§ **THE RECORDS**

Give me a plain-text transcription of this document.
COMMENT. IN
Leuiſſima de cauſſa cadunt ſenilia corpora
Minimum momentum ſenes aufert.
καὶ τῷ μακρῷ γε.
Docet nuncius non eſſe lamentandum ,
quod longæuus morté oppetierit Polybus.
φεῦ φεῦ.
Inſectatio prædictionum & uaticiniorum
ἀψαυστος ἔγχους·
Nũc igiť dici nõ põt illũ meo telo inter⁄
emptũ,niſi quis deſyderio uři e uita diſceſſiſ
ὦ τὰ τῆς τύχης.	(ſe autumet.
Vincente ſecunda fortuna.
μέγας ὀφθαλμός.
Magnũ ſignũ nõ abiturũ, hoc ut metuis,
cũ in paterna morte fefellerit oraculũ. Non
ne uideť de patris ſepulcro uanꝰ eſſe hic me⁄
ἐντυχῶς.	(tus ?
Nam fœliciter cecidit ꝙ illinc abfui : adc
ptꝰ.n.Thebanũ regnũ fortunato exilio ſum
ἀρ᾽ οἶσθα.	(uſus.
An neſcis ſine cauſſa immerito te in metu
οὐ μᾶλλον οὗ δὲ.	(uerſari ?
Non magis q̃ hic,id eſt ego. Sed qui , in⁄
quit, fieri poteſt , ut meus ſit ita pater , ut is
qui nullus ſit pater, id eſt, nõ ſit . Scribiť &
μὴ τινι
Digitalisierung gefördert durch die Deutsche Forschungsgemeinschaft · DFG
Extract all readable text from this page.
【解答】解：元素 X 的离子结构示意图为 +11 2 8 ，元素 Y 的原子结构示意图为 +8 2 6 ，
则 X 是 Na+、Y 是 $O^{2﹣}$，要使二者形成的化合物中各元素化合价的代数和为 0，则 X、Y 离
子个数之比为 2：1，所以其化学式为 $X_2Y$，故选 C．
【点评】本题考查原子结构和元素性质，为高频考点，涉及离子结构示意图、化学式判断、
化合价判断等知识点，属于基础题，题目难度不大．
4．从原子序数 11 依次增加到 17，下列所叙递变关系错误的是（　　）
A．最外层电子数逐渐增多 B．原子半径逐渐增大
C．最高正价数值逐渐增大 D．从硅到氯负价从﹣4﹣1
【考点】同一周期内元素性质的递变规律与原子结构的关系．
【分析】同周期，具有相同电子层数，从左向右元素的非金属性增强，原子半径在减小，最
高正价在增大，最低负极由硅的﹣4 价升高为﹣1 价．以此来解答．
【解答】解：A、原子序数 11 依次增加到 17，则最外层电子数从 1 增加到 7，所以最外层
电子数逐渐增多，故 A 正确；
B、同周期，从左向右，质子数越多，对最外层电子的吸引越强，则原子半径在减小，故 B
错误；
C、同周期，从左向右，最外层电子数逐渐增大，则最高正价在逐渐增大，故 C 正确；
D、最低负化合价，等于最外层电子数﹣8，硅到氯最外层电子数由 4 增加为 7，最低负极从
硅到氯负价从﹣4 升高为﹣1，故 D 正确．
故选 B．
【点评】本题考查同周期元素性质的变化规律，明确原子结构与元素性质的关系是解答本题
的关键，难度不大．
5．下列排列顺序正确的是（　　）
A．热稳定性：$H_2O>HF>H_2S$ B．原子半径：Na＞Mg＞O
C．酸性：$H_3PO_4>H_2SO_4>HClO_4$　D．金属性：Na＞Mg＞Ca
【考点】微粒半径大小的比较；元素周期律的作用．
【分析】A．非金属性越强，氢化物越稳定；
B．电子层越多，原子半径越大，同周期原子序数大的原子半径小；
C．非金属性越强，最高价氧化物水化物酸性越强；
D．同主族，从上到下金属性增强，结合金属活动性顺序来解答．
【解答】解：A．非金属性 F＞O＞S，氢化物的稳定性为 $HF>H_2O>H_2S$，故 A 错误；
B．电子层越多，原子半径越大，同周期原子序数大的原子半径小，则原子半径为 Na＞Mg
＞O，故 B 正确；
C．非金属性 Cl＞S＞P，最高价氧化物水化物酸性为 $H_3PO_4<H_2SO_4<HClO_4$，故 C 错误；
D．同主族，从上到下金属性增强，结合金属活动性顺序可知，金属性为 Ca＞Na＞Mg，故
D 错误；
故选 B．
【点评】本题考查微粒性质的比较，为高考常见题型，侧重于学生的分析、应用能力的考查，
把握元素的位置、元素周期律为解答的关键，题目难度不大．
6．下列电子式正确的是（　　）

§ **REQUIREMENT**
Give the material above again, word for word.

§ **RESPONSE TO THIS TASK**
Give me a plain-text transcription of this document.
COMMENT. IN
Leuiſſima de cauſſa cadunt ſenilia corpora
Minimum momentum ſenes aufert.
καὶ τῷ μακρῷ γε.
Docet nuncius non eſſe lamentandum ,
quod longæuus morté oppetierit Polybus.
φεῦ φεῦ.
Inſectatio prædictionum & uaticiniorum
ἀψαυστος ἔγχους·
Nũc igiť dici nõ põt illũ meo telo inter⁄
emptũ,niſi quis deſyderio uři e uita diſceſſiſ
ὦ τὰ τῆς τύχης.	(ſe autumet.
Vincente ſecunda fortuna.
μέγας ὀφθαλμός.
Magnũ ſignũ nõ abiturũ, hoc ut metuis,
cũ in paterna morte fefellerit oraculũ. Non
ne uideť de patris ſepulcro uanꝰ eſſe hic me⁄
ἐντυχῶς.	(tus ?
Nam fœliciter cecidit ꝙ illinc abfui : adc
ptꝰ.n.Thebanũ regnũ fortunato exilio ſum
ἀρ᾽ οἶσθα.	(uſus.
An neſcis ſine cauſſa immerito te in metu
οὐ μᾶλλον οὗ δὲ.	(uerſari ?
Non magis q̃ hic,id eſt ego. Sed qui , in⁄
quit, fieri poteſt , ut meus ſit ita pater , ut is
qui nullus ſit pater, id eſt, nõ ſit . Scribiť &
μὴ τινι
Digitalisierung gefördert durch die Deutsche Forschungsgemeinschaft · DFG
Extract all readable text from this page.
【解答】解：元素 X 的离子结构示意图为 +11 2 8 ，元素 Y 的原子结构示意图为 +8 2 6 ，
则 X 是 Na+、Y 是 $O^{2﹣}$，要使二者形成的化合物中各元素化合价的代数和为 0，则 X、Y 离
子个数之比为 2：1，所以其化学式为 $X_2Y$，故选 C．
【点评】本题考查原子结构和元素性质，为高频考点，涉及离子结构示意图、化学式判断、
化合价判断等知识点，属于基础题，题目难度不大．
4．从原子序数 11 依次增加到 17，下列所叙递变关系错误的是（　　）
A．最外层电子数逐渐增多 B．原子半径逐渐增大
C．最高正价数值逐渐增大 D．从硅到氯负价从﹣4﹣1
【考点】同一周期内元素性质的递变规律与原子结构的关系．
【分析】同周期，具有相同电子层数，从左向右元素的非金属性增强，原子半径在减小，最
高正价在增大，最低负极由硅的﹣4 价升高为﹣1 价．以此来解答．
【解答】解：A、原子序数 11 依次增加到 17，则最外层电子数从 1 增加到 7，所以最外层
电子数逐渐增多，故 A 正确；
B、同周期，从左向右，质子数越多，对最外层电子的吸引越强，则原子半径在减小，故 B
错误；
C、同周期，从左向右，最外层电子数逐渐增大，则最高正价在逐渐增大，故 C 正确；
D、最低负化合价，等于最外层电子数﹣8，硅到氯最外层电子数由 4 增加为 7，最低负极从
硅到氯负价从﹣4 升高为﹣1，故 D 正确．
故选 B．
【点评】本题考查同周期元素性质的变化规律，明确原子结构与元素性质的关系是解答本题
的关键，难度不大．
5．下列排列顺序正确的是（　　）
A．热稳定性：$H_2O>HF>H_2S$ B．原子半径：Na＞Mg＞O
C．酸性：$H_3PO_4>H_2SO_4>HClO_4$　D．金属性：Na＞Mg＞Ca
【考点】微粒半径大小的比较；元素周期律的作用．
【分析】A．非金属性越强，氢化物越稳定；
B．电子层越多，原子半径越大，同周期原子序数大的原子半径小；
C．非金属性越强，最高价氧化物水化物酸性越强；
D．同主族，从上到下金属性增强，结合金属活动性顺序来解答．
【解答】解：A．非金属性 F＞O＞S，氢化物的稳定性为 $HF>H_2O>H_2S$，故 A 错误；
B．电子层越多，原子半径越大，同周期原子序数大的原子半径小，则原子半径为 Na＞Mg
＞O，故 B 正确；
C．非金属性 Cl＞S＞P，最高价氧化物水化物酸性为 $H_3PO_4<H_2SO_4<HClO_4$，故 C 错误；
D．同主族，从上到下金属性增强，结合金属活动性顺序可知，金属性为 Ca＞Na＞Mg，故
D 错误；
故选 B．
【点评】本题考查微粒性质的比较，为高考常见题型，侧重于学生的分析、应用能力的考查，
把握元素的位置、元素周期律为解答的关键，题目难度不大．
6．下列电子式正确的是（　　）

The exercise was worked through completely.